GIVEN PASSAGE
[Start of section]

The clinical diagnosis may be complemented by using questionnaires measuring RLS symptoms (see ► Chap. 2). Questionnaires are also used to assess RLS severity in a standardized fashion.

Practical Tip

Sleep disorders such as insomnia due to RLS have to be actively elicited.

Drug and substance history is necessary to exclude substance-induced RLS. Special attention has to be paid to dopamine antagonistic compounds, e.g., classic and atypical neuroleptics, metoclopramide, tri- and tetracyclic antidepressants, and serotonin reuptake inhibitors. Among antidepressants, mirtazapine is considered to be a drug with RLS as a quite common side effect. Based on Stiasny-Kolster [7], paroxetine, sertraline, escitalopram, venlafaxine, duloxetine, fluoxetine, and citalopram may also cause RLS symptoms.

General physical examination including laboratory parameters (◘ Table 8.1) and bilateral nerve conduction studies (ENG) of the anterior tibialis nerve, if necessary also of the sural nerve and the median nerve, should be included in the basic diagnostic procedures (► Chap. 2).

Table 8.1 Laboratory parameters for exclusion of secondary restless legs syndrome (RLS)

The physical examination in primary RLS is often without specific findings. However, it is useful for identifying secondary RLS, to assess possible underlying diseases.

The response to l -DOPA (l-DOPA test) is sometimes applied for diagnostic confirmation of RLS, in particular when a dopaminergic therapy had not yet been performed or the initial therapeutic effect of the dopaminergic therapy cannot be clearly evaluated. A single dose of 100 mg l-DOPA should be applied after the onset of RLS complaints; the response is then measured via severity scales; an improvement of 50% in the severity index is defined as responder. This test can confirm the diagnosis of RLS in about 90% of untreated patients. Not responding to the L-Dopa test (i.e., improvement of less than 50% with l-DOPA), however, does not exclude a possible RLS.

[End of section]

(Document understanding data)
[Start of section]

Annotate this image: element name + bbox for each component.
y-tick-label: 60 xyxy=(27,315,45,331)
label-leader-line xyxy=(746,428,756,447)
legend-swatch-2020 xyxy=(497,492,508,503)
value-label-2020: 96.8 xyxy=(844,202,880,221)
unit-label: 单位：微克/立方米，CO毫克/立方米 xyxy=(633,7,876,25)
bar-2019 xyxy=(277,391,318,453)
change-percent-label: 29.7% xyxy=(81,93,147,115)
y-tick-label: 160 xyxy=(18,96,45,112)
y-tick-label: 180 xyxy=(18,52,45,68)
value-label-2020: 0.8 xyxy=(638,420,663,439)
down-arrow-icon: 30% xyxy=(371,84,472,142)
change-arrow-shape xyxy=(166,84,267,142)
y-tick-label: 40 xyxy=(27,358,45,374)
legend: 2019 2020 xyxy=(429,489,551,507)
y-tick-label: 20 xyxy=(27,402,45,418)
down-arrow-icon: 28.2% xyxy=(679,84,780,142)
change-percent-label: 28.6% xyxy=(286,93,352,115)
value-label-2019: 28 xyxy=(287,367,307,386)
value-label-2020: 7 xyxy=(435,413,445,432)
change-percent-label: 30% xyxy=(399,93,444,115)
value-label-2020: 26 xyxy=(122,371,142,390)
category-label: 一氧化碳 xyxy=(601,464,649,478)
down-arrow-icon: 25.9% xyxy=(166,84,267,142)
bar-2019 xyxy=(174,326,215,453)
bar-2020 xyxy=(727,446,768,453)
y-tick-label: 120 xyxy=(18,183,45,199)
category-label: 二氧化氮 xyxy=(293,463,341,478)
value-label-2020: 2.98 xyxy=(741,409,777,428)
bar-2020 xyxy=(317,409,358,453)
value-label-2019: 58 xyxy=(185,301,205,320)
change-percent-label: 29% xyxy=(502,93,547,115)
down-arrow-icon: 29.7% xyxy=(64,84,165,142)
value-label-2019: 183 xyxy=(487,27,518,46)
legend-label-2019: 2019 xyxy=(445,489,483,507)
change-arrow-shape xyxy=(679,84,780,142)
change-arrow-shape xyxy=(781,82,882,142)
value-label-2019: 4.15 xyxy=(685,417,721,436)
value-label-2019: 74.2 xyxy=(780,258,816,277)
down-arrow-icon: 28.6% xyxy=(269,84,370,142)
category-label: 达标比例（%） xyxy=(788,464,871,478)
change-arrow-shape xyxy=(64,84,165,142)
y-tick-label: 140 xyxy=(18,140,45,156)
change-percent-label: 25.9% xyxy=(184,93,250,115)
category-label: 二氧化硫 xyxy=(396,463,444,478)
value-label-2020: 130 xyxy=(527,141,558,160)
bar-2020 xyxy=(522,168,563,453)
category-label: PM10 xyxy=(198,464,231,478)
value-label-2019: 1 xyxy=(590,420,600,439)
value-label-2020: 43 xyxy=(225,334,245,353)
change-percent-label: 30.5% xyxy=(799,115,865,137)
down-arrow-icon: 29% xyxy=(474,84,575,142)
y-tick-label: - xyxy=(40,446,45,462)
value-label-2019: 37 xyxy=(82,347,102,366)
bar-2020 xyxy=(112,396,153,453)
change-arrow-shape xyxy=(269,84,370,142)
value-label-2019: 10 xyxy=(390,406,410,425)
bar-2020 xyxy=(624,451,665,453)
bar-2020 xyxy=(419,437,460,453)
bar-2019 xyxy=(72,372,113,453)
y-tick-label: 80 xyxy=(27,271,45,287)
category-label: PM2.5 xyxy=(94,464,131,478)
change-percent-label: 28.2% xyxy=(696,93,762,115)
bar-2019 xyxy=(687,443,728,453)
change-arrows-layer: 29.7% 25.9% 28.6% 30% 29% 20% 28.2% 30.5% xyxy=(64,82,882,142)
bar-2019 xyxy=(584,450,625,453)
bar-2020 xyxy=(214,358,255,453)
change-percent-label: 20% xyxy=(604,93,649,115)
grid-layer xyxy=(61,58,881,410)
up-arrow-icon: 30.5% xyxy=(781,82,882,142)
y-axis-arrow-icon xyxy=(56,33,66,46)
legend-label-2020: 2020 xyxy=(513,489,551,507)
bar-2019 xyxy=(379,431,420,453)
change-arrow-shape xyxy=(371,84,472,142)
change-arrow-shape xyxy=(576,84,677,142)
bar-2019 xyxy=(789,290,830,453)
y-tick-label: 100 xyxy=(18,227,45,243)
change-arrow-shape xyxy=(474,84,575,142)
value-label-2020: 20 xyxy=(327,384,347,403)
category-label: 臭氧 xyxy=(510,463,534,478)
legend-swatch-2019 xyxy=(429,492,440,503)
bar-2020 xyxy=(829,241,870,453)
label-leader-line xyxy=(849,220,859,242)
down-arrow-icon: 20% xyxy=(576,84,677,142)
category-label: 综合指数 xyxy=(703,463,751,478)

[End of section]

Reproduce the restless legs syndrome passage from "General physical examination" up to and including "possible underlying diseases.". Work only from the restless legs syndrome passage.

General physical examination including laboratory parameters (◘ Table 8.1) and bilateral nerve conduction studies (ENG) of the anterior tibialis nerve, if necessary also of the sural nerve and the median nerve, should be included in the basic diagnostic procedures (► Chap. 2).

Table 8.1 Laboratory parameters for exclusion of secondary restless legs syndrome (RLS)

The physical examination in primary RLS is often without specific findings. However, it is useful for identifying secondary RLS, to assess possible underlying diseases.